EXERCISE DETAILS: Gather from the material every line that contains the string "Nascondi".

RECORD LIST:
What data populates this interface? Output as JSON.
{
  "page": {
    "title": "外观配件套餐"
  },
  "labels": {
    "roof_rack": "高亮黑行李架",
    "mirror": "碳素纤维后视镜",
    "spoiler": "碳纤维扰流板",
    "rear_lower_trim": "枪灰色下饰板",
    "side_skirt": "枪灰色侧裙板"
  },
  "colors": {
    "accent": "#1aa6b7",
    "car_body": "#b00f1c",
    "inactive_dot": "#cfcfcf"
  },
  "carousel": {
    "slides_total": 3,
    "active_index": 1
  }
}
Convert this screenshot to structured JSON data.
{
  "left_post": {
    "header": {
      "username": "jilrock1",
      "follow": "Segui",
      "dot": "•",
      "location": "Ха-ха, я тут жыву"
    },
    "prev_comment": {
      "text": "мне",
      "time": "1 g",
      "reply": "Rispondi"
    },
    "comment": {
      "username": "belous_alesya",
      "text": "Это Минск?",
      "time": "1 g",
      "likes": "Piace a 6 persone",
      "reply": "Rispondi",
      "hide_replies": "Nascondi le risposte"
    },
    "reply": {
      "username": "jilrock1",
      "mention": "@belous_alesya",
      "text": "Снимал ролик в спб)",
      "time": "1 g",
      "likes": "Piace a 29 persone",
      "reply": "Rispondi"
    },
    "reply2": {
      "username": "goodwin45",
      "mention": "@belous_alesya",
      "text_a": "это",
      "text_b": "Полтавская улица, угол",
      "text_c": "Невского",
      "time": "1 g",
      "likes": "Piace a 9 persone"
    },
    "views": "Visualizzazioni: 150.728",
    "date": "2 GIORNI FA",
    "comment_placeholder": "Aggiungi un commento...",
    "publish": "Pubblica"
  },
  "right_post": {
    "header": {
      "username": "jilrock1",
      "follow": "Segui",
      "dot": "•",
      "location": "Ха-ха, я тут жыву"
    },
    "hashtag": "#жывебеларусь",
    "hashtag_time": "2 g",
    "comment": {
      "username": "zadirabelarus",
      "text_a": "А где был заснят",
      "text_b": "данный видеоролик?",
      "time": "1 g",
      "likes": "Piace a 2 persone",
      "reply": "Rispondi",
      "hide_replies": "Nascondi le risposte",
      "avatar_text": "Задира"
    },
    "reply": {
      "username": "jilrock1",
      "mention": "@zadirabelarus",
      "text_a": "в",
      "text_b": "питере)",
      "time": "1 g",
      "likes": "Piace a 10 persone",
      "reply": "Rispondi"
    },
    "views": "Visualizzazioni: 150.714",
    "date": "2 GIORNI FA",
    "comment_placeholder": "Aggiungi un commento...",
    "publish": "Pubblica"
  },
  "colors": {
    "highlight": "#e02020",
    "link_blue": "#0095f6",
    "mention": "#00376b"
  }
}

CORRECT ANSWER:
      "hide_replies": "Nascondi le risposte"
      "hide_replies": "Nascondi le risposte",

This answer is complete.